(Entries from a dataset)
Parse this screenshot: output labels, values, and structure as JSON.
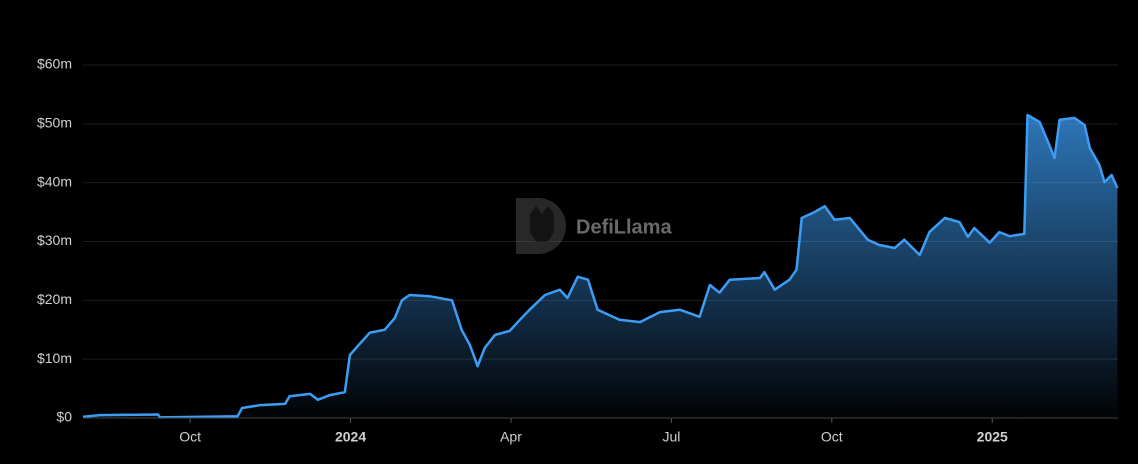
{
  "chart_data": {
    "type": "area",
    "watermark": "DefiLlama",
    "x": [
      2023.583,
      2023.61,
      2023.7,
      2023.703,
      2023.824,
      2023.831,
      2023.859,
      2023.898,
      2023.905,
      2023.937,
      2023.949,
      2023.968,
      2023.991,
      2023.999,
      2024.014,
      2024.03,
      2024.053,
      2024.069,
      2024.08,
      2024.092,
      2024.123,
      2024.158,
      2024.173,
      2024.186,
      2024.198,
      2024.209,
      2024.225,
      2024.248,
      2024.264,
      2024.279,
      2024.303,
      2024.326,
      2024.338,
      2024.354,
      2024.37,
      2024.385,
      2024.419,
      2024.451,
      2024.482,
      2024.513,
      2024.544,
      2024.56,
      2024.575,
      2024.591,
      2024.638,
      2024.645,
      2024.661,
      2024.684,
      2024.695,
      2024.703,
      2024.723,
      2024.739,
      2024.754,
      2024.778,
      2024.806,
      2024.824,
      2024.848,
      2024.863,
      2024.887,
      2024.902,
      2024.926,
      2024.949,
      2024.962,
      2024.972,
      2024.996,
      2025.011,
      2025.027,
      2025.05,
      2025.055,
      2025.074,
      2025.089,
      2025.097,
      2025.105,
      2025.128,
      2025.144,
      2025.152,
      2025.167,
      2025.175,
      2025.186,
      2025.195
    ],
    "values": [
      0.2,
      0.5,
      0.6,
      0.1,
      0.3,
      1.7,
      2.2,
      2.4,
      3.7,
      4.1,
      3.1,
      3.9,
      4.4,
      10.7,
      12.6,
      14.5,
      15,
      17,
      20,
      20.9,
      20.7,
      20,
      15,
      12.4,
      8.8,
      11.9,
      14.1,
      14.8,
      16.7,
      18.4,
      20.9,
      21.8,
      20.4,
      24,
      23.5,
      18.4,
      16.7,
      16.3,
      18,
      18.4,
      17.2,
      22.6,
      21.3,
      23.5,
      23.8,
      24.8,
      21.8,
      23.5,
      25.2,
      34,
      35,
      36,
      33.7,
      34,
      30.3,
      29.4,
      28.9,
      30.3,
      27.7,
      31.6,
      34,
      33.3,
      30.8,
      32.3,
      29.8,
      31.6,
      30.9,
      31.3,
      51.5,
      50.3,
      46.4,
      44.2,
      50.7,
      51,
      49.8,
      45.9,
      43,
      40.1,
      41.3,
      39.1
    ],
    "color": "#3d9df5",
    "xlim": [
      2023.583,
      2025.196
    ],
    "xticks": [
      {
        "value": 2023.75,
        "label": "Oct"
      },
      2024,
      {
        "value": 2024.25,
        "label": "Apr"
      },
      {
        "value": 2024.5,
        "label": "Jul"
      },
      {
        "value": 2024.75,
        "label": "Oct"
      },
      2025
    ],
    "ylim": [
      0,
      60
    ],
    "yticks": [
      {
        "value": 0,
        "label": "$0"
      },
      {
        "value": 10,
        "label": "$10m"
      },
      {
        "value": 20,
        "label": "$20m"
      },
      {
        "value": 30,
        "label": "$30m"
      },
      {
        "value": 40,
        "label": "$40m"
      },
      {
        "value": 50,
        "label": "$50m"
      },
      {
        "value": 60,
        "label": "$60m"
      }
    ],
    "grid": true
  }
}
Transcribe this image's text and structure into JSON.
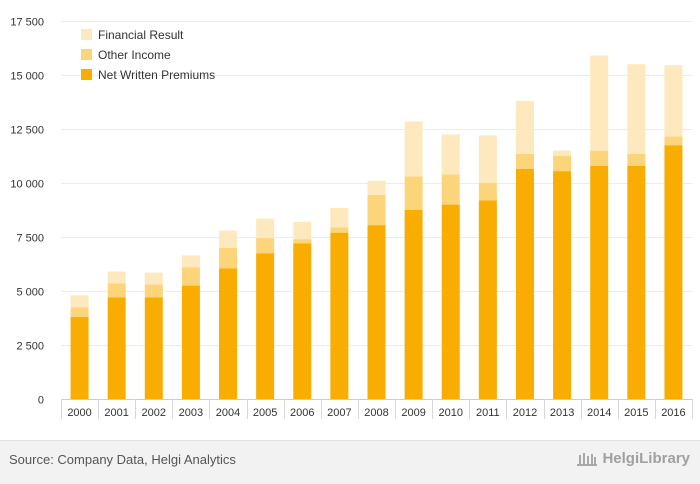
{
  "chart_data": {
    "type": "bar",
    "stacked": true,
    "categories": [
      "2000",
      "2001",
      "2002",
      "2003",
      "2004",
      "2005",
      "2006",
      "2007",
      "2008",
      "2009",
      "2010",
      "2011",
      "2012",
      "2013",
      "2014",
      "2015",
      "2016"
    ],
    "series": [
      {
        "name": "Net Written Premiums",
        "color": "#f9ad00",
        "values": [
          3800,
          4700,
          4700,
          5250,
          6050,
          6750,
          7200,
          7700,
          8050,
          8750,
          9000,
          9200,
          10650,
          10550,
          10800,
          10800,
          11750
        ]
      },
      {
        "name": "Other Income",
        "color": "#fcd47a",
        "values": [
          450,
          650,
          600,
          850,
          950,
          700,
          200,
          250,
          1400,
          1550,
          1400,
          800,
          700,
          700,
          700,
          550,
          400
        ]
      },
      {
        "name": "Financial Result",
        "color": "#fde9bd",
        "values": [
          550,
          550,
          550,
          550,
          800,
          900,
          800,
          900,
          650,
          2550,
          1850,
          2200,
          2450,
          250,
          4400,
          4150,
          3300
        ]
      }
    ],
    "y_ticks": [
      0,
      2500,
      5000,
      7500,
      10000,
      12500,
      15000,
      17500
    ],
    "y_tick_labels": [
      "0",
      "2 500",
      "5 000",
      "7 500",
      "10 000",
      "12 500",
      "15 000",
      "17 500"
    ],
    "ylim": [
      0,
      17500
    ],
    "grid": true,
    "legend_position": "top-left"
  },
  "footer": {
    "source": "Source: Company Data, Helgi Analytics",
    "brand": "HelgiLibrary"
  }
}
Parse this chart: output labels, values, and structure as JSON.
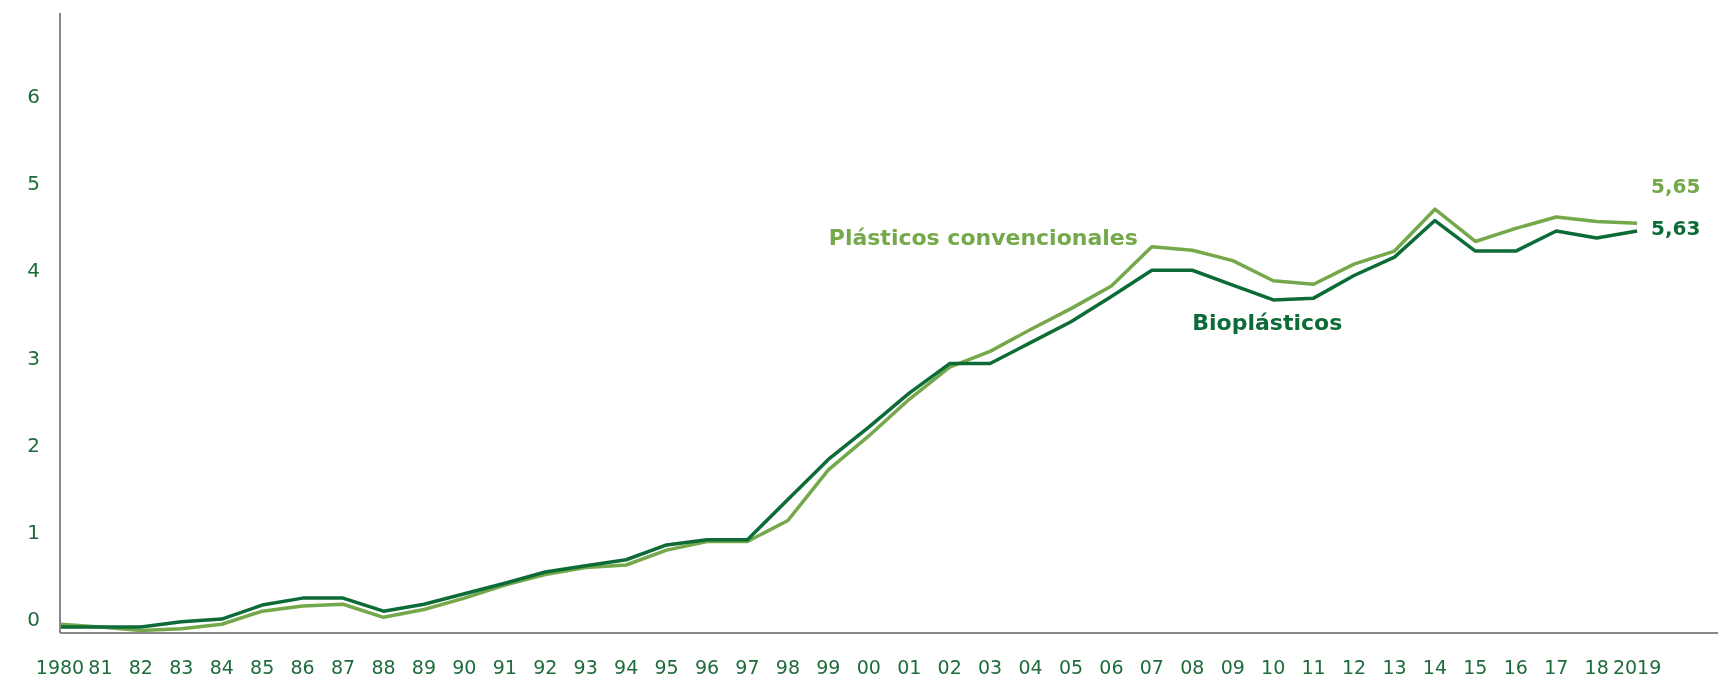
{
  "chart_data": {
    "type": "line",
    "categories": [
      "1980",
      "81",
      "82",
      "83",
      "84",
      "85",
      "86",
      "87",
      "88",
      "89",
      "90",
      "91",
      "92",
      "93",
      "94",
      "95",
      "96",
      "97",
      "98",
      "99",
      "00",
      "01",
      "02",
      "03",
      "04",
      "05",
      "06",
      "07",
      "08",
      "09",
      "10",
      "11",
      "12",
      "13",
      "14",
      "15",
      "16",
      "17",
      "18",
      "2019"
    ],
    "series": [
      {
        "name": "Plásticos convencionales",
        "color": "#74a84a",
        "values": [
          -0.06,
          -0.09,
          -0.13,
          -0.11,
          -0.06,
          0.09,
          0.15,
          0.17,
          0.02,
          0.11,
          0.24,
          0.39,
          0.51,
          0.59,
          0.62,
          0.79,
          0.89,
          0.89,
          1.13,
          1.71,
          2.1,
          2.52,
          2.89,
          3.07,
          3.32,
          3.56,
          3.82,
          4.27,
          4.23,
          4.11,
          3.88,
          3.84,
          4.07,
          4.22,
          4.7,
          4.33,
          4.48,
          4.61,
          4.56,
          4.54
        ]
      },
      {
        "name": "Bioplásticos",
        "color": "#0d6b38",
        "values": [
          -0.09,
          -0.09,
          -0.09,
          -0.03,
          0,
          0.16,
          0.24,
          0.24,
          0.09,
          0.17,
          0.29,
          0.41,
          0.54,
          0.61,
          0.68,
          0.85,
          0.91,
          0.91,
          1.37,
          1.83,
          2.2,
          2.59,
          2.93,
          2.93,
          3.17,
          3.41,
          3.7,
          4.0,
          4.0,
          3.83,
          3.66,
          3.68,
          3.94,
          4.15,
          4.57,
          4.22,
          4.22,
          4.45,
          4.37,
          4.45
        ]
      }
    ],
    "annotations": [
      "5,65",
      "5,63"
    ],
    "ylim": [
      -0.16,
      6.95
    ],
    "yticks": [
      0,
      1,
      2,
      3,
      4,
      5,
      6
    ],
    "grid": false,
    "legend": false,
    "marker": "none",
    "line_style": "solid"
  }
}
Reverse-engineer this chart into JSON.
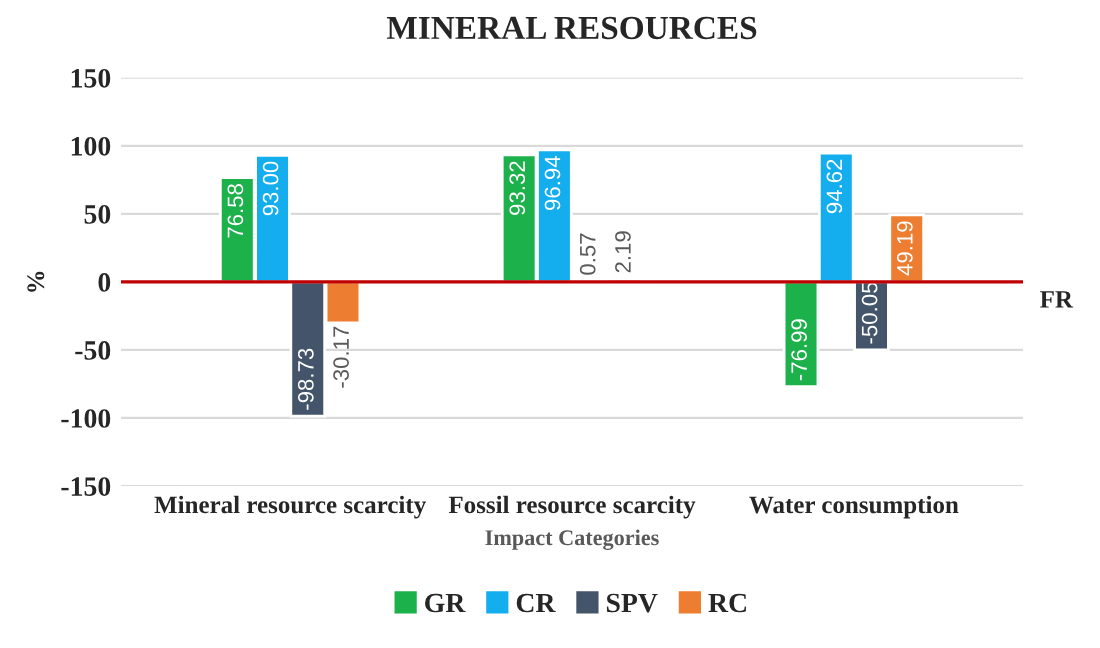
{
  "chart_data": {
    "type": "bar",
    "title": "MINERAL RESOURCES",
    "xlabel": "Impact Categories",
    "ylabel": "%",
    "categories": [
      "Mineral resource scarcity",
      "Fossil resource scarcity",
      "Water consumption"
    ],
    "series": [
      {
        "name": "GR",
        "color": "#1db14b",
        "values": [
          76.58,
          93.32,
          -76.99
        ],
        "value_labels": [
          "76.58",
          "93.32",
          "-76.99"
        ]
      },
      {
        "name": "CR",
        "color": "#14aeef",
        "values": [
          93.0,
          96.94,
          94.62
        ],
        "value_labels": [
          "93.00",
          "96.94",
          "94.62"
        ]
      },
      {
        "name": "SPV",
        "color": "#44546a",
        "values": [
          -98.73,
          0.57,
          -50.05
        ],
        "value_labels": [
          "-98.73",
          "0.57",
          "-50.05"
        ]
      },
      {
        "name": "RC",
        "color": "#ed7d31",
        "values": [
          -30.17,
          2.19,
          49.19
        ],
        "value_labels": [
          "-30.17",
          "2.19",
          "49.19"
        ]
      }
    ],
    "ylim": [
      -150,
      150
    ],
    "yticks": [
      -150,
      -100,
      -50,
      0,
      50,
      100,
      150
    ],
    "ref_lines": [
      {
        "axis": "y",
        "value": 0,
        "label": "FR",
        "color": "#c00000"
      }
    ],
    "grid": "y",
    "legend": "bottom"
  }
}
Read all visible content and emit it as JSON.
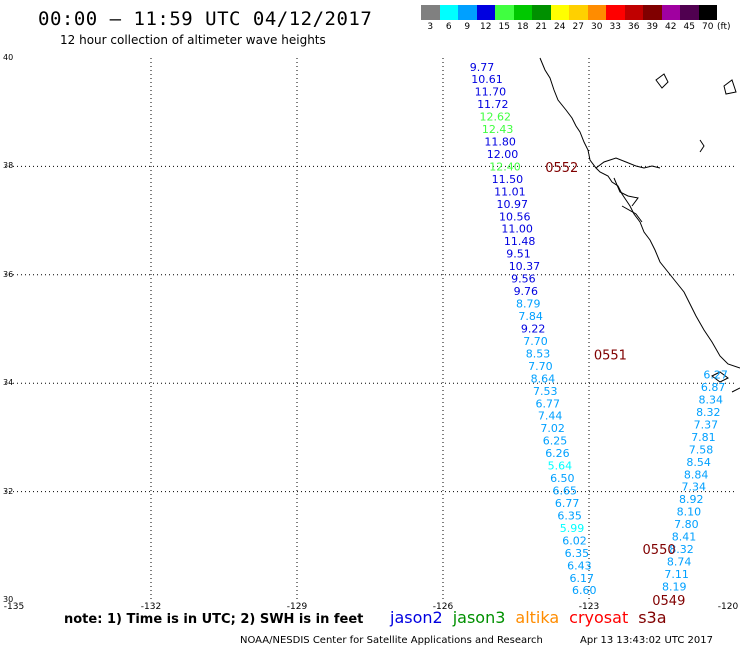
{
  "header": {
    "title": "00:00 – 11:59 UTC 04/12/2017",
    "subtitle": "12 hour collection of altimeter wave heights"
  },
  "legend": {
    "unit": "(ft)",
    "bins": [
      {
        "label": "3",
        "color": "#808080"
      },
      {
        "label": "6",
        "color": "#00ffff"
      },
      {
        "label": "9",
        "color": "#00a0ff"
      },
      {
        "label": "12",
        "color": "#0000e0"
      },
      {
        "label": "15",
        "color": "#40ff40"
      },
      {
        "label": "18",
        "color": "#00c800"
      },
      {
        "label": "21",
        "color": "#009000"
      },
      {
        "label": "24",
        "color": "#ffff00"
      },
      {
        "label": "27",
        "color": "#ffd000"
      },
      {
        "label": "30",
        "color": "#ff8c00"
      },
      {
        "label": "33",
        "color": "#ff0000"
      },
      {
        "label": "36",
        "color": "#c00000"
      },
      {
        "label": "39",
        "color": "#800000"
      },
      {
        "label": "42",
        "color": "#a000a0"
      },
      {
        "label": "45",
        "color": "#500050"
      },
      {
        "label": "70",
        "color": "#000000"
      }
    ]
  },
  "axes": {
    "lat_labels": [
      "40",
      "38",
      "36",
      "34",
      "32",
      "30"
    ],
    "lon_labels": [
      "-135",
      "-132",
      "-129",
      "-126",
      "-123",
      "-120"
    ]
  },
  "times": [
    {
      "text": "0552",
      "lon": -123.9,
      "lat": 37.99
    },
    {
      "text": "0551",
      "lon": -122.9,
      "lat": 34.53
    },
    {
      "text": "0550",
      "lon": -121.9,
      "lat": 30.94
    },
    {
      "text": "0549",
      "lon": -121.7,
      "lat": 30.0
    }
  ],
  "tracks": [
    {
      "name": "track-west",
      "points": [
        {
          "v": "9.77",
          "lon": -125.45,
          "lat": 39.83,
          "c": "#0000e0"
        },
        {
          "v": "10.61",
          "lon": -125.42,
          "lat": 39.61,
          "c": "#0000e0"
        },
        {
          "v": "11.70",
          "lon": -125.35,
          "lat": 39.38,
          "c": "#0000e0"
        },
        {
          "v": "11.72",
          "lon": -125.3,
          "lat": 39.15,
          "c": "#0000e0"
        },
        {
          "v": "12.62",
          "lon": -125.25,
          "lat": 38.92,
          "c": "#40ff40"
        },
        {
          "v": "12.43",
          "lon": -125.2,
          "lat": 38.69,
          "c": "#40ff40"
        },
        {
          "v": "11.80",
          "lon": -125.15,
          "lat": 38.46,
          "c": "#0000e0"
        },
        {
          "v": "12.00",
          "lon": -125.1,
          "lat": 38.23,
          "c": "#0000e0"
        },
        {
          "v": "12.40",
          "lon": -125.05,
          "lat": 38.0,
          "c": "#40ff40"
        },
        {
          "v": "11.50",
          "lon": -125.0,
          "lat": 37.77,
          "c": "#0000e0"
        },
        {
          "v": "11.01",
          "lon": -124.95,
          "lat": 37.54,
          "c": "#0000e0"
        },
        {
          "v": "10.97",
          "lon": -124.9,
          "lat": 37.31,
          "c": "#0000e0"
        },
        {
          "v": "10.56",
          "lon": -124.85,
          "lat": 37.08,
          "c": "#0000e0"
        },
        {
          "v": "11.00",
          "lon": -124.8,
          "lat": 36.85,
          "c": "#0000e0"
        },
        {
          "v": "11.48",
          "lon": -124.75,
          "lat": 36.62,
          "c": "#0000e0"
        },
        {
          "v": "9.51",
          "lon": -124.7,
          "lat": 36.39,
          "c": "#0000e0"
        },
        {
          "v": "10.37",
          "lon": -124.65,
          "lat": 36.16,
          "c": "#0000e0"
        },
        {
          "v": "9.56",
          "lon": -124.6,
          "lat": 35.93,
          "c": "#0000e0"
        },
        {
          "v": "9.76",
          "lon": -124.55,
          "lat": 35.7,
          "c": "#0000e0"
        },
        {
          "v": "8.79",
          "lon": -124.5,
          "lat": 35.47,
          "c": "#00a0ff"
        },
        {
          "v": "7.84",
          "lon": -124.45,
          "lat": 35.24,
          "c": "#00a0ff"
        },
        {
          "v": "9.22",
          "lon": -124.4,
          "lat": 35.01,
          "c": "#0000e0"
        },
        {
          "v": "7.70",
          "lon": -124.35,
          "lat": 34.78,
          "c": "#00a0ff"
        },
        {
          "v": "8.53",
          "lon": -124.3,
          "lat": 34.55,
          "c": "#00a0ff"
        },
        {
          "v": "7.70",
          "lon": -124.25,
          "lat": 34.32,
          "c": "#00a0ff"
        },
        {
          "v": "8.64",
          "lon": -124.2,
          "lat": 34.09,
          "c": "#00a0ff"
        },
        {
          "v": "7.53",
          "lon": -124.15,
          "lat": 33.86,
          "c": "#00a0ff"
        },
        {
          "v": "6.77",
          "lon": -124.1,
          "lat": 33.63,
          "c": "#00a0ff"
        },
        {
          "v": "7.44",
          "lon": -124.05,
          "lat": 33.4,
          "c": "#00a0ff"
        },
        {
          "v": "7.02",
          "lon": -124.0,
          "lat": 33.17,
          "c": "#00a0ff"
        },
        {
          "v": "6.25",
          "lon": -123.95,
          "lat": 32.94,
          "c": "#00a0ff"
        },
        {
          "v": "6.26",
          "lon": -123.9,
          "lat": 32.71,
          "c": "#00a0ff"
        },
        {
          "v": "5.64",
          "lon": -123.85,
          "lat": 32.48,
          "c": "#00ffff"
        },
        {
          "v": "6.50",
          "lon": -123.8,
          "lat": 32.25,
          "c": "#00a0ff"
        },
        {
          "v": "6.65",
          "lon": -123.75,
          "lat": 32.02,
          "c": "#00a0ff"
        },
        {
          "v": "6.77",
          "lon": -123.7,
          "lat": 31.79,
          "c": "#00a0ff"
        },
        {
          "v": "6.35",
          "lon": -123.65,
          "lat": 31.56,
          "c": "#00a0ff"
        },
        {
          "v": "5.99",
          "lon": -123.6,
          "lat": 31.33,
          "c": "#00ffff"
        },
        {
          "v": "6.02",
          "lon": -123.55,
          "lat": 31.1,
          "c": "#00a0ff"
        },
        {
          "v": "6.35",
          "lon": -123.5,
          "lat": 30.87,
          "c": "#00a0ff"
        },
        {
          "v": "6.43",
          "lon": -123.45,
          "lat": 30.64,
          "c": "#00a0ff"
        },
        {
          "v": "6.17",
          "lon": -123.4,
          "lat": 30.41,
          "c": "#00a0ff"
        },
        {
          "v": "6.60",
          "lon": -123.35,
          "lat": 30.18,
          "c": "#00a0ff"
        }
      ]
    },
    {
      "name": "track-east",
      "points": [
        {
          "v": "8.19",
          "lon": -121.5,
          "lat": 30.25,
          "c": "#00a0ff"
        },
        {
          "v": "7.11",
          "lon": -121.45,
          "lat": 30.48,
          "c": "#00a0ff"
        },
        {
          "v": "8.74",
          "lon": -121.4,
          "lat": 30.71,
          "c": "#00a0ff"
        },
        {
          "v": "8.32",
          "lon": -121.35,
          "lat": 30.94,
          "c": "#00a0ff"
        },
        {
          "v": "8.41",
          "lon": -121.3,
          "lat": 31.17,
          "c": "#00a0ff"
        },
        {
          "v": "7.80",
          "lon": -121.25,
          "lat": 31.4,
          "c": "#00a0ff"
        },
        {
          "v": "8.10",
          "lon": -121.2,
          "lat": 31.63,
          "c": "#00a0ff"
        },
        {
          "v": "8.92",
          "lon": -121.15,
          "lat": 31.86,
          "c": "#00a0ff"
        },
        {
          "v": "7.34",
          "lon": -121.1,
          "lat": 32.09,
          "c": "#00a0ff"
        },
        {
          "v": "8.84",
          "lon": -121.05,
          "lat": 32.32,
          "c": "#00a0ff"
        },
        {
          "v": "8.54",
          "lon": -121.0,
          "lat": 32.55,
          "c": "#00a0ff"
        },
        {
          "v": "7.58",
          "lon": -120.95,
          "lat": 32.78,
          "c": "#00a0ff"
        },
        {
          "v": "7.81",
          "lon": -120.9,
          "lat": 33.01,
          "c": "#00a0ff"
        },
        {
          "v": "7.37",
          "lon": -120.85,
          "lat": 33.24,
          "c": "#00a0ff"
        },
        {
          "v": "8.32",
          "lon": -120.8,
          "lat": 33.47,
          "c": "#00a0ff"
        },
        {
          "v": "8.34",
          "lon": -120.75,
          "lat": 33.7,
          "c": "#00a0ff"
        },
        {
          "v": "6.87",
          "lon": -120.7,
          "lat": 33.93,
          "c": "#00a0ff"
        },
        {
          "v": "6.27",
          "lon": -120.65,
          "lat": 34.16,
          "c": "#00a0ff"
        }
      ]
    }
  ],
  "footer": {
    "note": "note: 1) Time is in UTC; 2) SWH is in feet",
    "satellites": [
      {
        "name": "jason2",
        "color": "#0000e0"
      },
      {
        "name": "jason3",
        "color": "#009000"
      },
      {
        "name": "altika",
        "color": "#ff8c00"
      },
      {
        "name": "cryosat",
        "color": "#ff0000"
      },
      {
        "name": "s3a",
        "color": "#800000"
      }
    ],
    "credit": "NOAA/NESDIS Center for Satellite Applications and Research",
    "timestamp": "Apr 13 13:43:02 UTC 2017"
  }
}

• Your goal
Check each line above for the string "into", then copy the ones that have it.

• Exercise response
Transcribe this image's text and structure into JSON.
Reverse-engineer this chart into JSON.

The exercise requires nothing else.